**EXERCISE DESCRIPTION**
Wherever "艾瑞咨询研究院自主研究及绘制" appears in a line, copy that line.

**MATERIAL PROVIDED**
= = = = = = =

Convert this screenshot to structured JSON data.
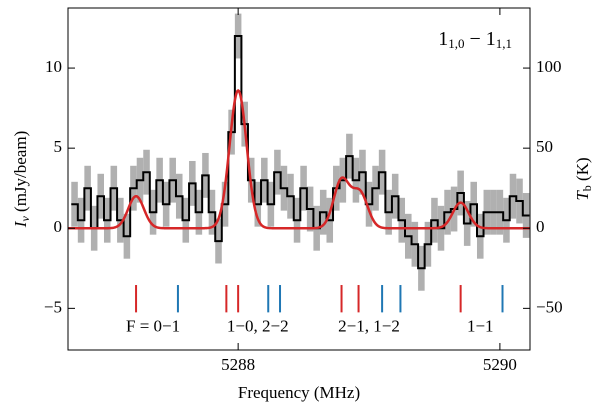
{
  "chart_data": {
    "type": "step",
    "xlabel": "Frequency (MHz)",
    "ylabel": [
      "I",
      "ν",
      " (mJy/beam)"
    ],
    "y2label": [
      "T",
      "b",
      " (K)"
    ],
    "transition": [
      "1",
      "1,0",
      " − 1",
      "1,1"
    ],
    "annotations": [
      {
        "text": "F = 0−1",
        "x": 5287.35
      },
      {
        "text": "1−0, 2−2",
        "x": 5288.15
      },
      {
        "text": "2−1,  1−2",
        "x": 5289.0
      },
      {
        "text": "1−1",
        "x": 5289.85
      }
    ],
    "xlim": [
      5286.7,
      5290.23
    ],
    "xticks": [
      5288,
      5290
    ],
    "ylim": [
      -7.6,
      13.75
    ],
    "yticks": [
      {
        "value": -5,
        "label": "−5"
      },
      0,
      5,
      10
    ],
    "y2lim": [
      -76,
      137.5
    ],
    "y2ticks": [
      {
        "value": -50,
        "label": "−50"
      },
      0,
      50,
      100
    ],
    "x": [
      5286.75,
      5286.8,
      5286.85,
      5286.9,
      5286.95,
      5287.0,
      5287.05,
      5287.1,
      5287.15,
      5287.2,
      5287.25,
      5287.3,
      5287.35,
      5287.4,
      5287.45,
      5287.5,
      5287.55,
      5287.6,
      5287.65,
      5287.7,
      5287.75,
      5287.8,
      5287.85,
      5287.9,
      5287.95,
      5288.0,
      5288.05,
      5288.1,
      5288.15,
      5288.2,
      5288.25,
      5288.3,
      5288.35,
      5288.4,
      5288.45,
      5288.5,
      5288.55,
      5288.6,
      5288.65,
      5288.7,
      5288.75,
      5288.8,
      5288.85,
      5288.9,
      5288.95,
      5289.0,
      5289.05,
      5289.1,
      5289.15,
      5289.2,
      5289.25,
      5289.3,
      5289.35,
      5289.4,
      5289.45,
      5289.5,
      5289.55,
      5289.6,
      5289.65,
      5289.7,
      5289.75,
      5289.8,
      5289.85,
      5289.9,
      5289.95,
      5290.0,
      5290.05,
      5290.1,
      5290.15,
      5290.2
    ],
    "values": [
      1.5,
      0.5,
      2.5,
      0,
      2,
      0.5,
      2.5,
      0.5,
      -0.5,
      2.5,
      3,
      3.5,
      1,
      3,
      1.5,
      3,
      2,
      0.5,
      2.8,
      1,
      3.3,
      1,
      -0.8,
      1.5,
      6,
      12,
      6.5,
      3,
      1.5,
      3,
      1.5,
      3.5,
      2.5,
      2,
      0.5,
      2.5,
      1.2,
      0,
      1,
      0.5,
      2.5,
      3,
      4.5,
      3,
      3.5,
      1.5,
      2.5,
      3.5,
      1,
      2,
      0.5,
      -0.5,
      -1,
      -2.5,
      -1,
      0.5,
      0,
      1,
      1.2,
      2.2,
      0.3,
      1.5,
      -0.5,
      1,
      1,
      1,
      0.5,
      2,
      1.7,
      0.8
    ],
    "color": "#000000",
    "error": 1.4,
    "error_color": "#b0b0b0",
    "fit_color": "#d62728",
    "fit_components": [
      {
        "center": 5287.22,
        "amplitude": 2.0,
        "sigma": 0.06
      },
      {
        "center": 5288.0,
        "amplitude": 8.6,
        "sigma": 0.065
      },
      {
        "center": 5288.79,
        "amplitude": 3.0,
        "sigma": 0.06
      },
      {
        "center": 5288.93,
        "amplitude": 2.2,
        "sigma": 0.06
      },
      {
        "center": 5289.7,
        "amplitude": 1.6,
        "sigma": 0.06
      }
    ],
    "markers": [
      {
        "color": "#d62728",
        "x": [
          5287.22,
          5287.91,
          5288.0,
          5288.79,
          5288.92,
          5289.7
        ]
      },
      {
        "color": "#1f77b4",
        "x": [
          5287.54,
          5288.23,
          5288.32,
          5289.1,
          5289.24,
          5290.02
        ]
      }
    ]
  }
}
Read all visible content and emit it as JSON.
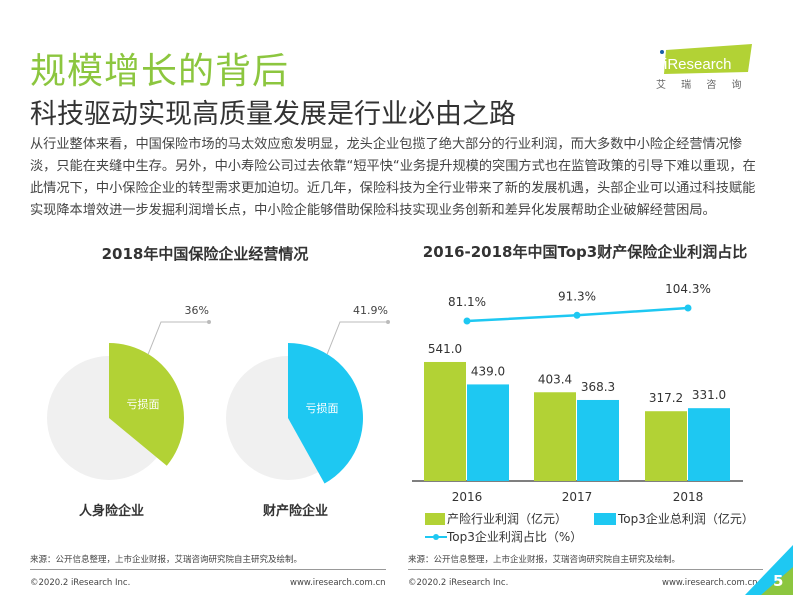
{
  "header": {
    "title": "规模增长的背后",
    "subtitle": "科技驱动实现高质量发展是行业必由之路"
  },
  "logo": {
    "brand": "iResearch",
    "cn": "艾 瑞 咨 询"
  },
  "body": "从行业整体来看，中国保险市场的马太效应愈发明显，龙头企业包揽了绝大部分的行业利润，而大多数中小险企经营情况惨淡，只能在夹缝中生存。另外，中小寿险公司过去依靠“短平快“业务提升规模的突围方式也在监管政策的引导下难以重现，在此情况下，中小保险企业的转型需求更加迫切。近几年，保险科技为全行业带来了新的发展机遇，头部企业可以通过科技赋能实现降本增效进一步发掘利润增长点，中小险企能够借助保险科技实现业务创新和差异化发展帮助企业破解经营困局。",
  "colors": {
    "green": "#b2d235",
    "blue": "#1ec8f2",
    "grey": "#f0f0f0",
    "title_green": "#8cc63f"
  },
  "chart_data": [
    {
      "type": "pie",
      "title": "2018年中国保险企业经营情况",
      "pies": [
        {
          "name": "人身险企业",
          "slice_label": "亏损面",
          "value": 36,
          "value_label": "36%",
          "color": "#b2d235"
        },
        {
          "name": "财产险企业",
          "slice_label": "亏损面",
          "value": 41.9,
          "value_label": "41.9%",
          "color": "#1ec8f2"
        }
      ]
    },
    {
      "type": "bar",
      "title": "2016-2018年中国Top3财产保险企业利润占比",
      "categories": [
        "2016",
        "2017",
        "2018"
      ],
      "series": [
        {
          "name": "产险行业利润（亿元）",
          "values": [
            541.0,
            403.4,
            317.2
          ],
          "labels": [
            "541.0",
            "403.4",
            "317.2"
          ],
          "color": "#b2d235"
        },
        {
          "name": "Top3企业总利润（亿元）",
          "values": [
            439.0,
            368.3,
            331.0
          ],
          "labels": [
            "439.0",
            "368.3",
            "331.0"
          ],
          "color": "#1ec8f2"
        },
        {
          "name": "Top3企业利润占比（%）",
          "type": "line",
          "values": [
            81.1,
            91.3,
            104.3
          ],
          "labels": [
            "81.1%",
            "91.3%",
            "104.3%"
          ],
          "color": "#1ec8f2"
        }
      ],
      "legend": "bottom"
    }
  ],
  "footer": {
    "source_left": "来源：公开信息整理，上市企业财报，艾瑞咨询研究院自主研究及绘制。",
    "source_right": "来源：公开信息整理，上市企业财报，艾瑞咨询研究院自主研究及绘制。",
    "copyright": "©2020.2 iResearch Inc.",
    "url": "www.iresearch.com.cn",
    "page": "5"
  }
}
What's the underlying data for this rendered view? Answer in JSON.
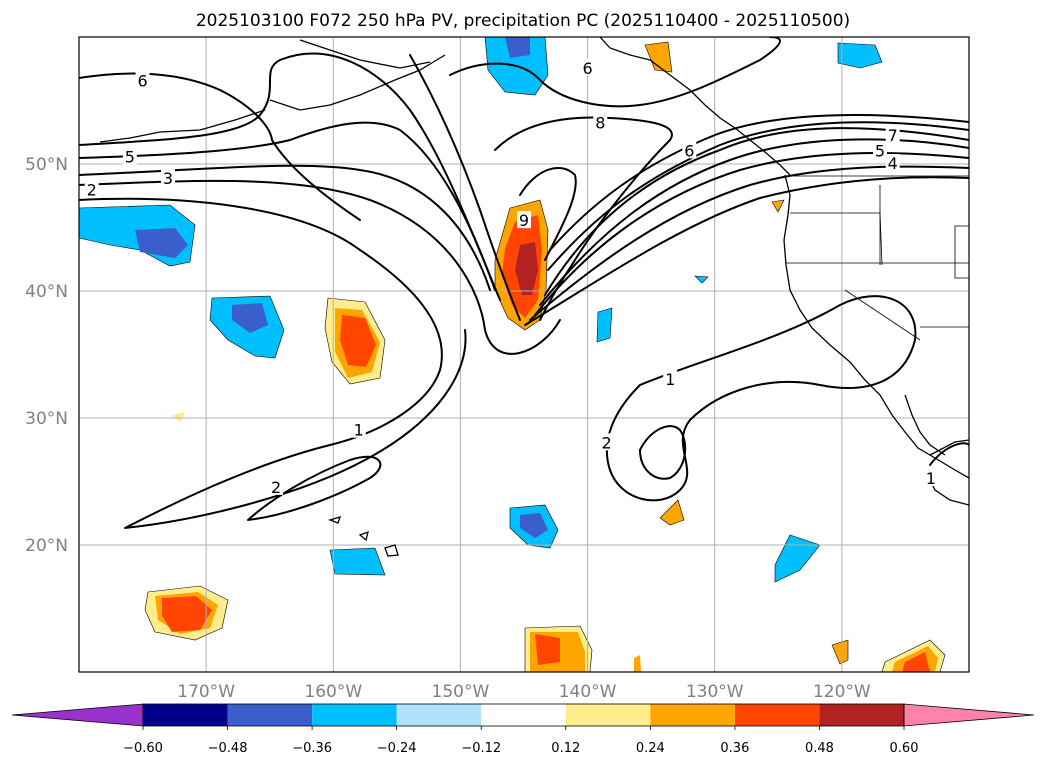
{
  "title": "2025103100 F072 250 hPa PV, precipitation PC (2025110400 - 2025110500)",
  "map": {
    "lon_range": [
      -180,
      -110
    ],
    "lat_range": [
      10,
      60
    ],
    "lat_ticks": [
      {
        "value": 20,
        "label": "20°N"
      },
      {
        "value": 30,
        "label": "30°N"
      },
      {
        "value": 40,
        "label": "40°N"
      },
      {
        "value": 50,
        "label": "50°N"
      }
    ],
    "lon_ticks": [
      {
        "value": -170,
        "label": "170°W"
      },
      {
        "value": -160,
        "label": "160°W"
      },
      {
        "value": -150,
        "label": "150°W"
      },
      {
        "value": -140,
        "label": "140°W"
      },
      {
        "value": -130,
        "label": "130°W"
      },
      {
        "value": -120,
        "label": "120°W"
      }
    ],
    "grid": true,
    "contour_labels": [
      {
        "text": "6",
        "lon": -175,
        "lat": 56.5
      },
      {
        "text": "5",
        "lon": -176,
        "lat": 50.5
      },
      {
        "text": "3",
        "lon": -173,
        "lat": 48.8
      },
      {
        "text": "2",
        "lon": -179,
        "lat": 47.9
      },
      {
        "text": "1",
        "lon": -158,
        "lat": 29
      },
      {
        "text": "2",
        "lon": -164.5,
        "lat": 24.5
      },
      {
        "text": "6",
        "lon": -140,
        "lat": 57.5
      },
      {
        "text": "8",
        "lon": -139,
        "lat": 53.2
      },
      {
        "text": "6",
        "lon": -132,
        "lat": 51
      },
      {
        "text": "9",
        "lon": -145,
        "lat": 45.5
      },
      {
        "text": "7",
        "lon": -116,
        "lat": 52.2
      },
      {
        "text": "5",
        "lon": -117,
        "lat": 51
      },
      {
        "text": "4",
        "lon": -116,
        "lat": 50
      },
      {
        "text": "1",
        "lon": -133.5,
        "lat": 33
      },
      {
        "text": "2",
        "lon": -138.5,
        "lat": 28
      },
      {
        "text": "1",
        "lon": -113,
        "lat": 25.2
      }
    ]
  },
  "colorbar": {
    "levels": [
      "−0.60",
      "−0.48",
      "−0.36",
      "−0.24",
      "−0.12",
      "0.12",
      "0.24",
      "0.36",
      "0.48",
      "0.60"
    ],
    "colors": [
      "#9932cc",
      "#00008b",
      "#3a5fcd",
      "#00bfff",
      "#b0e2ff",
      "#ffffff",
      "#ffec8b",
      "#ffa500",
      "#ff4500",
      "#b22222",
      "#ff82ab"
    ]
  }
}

= = = = = = =

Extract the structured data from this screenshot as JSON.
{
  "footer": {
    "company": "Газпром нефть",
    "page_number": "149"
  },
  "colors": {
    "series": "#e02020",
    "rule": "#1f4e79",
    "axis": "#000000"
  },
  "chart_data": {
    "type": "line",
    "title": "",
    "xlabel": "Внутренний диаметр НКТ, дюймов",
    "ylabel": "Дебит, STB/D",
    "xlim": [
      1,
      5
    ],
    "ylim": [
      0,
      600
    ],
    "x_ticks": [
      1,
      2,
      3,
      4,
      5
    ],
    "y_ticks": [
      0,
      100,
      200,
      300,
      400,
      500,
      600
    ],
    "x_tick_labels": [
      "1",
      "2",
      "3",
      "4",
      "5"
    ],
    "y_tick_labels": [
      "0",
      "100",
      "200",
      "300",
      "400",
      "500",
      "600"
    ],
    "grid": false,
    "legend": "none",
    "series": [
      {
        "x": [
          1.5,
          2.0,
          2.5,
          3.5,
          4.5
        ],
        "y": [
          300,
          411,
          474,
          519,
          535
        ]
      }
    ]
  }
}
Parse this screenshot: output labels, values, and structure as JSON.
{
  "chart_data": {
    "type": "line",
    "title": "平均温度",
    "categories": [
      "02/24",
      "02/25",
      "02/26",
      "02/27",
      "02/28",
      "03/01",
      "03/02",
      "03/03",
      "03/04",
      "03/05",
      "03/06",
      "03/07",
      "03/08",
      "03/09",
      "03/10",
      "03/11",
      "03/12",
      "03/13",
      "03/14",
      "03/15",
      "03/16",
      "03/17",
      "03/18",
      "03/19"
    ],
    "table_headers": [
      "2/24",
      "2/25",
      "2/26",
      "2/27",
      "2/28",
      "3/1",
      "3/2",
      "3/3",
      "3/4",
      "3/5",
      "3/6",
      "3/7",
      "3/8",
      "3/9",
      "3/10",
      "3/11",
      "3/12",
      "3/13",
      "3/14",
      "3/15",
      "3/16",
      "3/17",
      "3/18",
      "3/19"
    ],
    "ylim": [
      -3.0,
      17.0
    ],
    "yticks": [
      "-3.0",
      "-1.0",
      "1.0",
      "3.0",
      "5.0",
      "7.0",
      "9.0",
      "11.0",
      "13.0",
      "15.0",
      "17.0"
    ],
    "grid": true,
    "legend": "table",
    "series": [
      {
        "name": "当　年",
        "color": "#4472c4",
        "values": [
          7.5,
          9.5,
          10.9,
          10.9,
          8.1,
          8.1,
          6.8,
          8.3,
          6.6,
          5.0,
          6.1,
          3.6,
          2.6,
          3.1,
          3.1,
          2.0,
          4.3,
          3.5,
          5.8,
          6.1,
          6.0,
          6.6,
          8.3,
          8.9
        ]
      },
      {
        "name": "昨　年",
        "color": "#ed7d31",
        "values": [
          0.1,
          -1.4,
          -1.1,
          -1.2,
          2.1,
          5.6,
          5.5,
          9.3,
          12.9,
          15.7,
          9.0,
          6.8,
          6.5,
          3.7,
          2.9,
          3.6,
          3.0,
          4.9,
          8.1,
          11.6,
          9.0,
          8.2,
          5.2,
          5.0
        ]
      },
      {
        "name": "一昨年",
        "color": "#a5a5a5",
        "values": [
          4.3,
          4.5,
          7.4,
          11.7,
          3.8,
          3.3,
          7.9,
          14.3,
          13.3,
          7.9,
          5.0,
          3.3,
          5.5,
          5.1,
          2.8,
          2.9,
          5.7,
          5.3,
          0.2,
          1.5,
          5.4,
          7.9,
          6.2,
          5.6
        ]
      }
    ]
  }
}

= = = = = = =

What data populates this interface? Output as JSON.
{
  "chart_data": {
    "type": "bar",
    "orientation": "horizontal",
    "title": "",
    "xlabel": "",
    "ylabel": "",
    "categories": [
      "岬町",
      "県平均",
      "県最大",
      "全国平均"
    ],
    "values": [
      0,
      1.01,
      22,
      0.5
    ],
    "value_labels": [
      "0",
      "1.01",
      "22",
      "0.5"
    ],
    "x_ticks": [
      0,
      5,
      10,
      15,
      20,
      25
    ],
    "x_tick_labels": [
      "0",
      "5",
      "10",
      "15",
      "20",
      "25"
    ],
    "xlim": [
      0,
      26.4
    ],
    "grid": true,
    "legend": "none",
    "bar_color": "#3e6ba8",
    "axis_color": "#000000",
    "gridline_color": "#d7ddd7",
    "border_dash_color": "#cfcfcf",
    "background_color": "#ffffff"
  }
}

= = = = = = =

**SOLUTION FOR THIS TASK**
    "source_left": "来源：公开信息整理，上市企业财报，艾瑞咨询研究院自主研究及绘制。",
    "source_right": "来源：公开信息整理，上市企业财报，艾瑞咨询研究院自主研究及绘制。",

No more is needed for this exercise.